▶ [READING TEXT]:
____

Why we chose to build small first: the UK-only decision
Three weeks before launch, our lead developer asked me a question I didn't want to answer: 'Why are we saying no to the US market?' We had interest from San Francisco. We had a working product. We had the infrastructure to scale globally in weeks. Instead, we chose to stay UK-only. That conversation shaped everything we've built since.
The temptation to go everywhere (and why we didn't)
Most app founders will tell you the dream. Launch, grow fast, raise money, expand globally. It's so obvious it barely feels like a choice. We spent a full quarter planning international expansion before we'd even launched FlashSeat to a single UK user.
Then we stopped and asked something harder: what does flash deals actually mean? Not 'deals on flights and tickets.' I mean the behaviour underneath. Someone sees a notification. They have maybe ninety seconds to decide. They check their calendar. They imagine the night. They book it. That decision-making is cultural. The urgency is cultural. The willingness to take a spontaneous trip to London for a gig on Saturday is a very particular thing.
We realised that expanding to ten countries at once meant watering down that insight into nothing. We'd be chasing 'deals' everywhere instead of understanding how Brits actually use time-limited travel and event bookings. So we stopped the expansion roadmap and doubled down on UK inventory. No apologies.
Building for one market means you actually talk to your users
Last month a user emailed to ask why she couldn't find Glastonbury re-sale deals in the app. Fair question. Turned out our event ticket partners didn't have reliable real-time access to festival secondary markets yet. Instead of building a feature that didn't work, we could tell her exactly why. We could tell her when we'd fix it. In person, almost.
That conversation would have been impossible at scale. At five markets, we'd have a support queue. At ten, we'd have a bot answering 'why is feature X missing' in seven languages. We'd lose the insight entirely.
Building for the UK meant we could call our flight partners directly. We could sit in on calls with the major event promoters. We could ask why Ticketmaster's API behaves differently at 9pm on a Thursday versus Sunday. We could find the 30% of deals that matter instead of chasing the 70% that don't. That's not scalable. It's the opposite of scalable. And that's the point.

____

▶ [DATA TO EXAMINE]:
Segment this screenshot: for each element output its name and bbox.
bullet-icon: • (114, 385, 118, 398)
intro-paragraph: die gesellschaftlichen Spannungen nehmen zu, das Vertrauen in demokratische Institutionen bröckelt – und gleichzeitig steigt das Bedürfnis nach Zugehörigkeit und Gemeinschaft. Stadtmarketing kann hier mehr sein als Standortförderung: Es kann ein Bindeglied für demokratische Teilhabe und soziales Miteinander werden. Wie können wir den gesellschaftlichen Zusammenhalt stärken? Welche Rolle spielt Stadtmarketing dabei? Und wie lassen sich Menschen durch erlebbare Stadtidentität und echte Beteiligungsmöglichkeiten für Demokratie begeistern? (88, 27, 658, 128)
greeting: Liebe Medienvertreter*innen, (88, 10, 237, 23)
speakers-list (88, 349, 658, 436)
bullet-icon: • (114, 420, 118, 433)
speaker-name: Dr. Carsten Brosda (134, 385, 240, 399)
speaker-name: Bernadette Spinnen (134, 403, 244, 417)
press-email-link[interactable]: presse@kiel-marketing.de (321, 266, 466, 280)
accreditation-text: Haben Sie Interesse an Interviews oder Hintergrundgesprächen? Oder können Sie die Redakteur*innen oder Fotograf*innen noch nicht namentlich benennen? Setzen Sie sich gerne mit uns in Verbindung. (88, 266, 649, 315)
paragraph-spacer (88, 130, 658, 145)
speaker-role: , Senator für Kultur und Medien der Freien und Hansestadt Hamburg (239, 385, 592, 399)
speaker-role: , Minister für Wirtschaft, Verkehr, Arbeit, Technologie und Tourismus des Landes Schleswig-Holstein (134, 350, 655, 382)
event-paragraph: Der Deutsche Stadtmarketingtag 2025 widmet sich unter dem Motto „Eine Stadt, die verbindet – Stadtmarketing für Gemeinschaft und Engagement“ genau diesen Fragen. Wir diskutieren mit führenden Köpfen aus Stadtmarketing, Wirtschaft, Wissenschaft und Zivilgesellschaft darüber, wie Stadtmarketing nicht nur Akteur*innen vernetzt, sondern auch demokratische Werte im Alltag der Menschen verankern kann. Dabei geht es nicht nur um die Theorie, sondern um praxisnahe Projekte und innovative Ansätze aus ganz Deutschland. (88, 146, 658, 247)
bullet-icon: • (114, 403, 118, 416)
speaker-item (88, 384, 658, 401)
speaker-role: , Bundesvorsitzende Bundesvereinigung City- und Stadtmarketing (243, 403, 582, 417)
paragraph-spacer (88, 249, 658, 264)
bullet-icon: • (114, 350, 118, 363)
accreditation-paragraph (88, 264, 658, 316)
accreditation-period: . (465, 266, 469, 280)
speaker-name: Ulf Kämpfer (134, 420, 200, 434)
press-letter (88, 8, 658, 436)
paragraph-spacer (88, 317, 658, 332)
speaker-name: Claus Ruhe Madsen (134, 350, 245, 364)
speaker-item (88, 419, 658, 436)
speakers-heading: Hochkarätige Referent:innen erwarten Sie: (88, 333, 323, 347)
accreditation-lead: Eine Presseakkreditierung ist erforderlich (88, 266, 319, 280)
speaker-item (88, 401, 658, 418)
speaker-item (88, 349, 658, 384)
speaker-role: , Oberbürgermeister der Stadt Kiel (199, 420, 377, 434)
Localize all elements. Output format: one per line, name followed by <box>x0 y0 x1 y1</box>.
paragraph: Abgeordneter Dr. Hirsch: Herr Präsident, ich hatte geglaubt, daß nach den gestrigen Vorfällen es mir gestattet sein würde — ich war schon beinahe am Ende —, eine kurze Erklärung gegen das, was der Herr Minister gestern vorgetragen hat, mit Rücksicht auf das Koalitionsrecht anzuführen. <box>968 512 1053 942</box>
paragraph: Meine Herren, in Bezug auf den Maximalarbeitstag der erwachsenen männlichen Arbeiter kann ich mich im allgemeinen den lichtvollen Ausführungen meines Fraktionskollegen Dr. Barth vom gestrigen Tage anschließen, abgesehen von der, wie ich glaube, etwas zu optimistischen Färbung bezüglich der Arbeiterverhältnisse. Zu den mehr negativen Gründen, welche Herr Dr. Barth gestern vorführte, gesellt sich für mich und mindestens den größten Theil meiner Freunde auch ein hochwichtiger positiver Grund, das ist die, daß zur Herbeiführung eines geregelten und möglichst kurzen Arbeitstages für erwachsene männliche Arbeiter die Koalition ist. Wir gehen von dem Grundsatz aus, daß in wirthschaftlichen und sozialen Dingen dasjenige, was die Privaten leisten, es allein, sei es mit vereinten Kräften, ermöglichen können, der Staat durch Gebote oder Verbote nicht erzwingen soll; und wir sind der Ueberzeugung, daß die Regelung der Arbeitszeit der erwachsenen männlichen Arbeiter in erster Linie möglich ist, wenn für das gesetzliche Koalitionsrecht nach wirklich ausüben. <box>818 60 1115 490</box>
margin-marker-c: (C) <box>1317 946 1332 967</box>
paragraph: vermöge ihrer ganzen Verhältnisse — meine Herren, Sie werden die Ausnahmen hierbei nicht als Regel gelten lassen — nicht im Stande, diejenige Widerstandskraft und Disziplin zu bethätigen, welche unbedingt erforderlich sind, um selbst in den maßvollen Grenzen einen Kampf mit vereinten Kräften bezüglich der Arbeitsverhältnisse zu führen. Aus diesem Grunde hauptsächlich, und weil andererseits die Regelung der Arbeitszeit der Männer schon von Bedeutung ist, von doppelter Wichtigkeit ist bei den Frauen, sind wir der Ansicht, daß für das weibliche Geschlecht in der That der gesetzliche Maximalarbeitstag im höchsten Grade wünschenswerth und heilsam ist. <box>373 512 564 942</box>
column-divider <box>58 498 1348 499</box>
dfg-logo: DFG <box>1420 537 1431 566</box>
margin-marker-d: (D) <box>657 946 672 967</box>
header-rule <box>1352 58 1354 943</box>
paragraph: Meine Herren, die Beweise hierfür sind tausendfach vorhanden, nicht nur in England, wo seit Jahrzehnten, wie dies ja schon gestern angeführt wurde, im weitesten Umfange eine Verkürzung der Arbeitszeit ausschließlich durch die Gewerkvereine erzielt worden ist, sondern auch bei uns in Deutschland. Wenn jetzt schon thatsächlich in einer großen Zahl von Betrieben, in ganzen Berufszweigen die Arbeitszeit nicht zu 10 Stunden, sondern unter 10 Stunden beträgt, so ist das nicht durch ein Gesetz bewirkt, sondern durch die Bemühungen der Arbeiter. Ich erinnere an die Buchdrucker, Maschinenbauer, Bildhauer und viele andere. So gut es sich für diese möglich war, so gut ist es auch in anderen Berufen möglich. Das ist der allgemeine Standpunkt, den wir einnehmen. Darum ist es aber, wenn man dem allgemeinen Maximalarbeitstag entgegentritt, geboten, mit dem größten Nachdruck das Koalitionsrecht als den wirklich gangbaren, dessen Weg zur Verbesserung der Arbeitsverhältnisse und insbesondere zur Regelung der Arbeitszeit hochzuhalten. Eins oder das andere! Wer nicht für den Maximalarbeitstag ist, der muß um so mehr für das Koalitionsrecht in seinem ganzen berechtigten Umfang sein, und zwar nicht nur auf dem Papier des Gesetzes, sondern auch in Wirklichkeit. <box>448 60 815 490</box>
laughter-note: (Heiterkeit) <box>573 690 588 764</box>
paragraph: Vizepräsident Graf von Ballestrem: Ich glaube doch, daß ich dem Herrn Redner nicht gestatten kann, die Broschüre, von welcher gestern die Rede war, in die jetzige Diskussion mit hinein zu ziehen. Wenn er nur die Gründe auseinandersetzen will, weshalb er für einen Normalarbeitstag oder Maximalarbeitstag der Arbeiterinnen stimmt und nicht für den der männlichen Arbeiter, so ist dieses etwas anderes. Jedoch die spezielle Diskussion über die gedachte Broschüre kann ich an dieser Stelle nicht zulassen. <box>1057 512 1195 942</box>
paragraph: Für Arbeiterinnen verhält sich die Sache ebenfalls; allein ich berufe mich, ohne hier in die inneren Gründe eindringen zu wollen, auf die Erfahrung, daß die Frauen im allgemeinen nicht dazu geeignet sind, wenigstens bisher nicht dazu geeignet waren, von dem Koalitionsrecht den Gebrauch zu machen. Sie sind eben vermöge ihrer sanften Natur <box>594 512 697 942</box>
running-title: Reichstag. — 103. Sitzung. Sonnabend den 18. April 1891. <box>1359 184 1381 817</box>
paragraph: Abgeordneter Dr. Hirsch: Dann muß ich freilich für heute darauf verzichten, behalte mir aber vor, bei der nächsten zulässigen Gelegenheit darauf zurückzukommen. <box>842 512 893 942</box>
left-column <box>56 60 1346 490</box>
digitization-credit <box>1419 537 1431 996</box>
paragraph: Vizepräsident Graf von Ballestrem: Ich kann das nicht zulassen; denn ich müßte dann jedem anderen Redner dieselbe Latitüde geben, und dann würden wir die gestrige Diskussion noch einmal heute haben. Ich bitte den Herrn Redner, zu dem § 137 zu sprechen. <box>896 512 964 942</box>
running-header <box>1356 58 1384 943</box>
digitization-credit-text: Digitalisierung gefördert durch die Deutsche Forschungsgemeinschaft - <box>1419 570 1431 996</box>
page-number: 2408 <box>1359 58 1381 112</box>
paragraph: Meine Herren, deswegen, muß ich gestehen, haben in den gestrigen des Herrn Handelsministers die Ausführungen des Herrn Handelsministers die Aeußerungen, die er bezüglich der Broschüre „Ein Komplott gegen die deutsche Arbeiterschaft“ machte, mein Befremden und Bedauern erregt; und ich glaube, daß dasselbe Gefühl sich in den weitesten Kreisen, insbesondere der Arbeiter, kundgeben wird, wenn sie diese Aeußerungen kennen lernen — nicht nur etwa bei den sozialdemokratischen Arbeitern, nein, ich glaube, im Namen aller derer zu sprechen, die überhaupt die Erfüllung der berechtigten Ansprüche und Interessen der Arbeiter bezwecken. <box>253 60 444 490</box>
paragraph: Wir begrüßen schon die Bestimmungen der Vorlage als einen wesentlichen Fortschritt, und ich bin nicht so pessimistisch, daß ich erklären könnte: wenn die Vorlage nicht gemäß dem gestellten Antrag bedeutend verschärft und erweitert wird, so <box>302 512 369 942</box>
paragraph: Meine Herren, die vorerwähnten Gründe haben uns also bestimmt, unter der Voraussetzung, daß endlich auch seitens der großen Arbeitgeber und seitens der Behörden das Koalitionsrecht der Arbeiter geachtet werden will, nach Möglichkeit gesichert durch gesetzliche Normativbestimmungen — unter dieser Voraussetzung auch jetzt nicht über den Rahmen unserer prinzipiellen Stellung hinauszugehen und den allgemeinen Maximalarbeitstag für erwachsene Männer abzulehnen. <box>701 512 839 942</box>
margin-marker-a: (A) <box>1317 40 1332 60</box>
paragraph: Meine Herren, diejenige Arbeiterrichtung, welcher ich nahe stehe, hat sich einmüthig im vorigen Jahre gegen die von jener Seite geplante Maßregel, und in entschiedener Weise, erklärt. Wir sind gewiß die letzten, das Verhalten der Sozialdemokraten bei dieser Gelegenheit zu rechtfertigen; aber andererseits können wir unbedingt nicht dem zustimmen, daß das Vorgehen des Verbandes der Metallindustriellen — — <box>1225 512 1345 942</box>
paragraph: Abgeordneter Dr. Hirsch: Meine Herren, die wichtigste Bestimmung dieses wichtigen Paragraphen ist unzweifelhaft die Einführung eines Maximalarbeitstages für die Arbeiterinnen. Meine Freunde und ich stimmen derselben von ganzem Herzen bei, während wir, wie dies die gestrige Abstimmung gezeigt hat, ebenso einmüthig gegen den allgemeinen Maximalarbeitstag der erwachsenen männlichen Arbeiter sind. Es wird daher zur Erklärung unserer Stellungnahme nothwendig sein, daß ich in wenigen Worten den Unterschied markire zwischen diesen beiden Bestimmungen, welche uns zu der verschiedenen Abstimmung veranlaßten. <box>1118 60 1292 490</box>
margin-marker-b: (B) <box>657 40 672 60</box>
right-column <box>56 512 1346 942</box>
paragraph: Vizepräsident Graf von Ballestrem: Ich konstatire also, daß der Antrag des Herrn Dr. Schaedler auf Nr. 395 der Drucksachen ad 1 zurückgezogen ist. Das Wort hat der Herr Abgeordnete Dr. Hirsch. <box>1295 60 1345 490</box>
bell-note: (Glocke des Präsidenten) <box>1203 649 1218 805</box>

____

▶ [EXERCISE SET]:
(a) In the post about FlashSeat's decision to stay UK-only, why couldn't the user find Glastonbury re-sale deals in the app?
(b) Write the next part of the post about FlashSeat's UK-only launch, picking up after its final sentence.

▶ [OUTPUTS BY TASK]:
(a) The app's event ticket partners didn't yet have reliable real-time access to festival secondary markets.

(b)
The buyer fee tells the story
When we launched, our free tier came with an 8 to 10% buyer fee. I knew that would frustrate people. It did. But we kept it because it forced us to stay honest about unit economics in one market instead of pretending we'd figure it out later across fifteen.
The fee matters because it teaches us who actually books and who just browses. It taught us that Premium members (paying £7.99 a month or £59.99 a year to cut that fee to 4 to 5%) are genuinely engaged; they're not playing with the app, they're using it weekly. Pro subscribers with zero fees don't exist just as an ego play. They exist because we needed to understand the ceiling of what someone will pay to skip the fee entirely, in one market, with real behaviour.
If we'd launched globally, the fee structure would have been committee output. Instead it's data. It's a UK user telling us what they value, and us listening.
Why UK deals are harder than they look
People assume 'UK inventory' is easy. It's one country. Wrong. UK event ticketing and flight pricing are fragmented across dozens of partners, each with different APIs, update frequencies, and compliance requirements. Ryanair pricing moves every eight minutes. Ticketmaster and Live Nation don't always agree. Sports tickets from Ticket City behave differently from concert drops on AXS.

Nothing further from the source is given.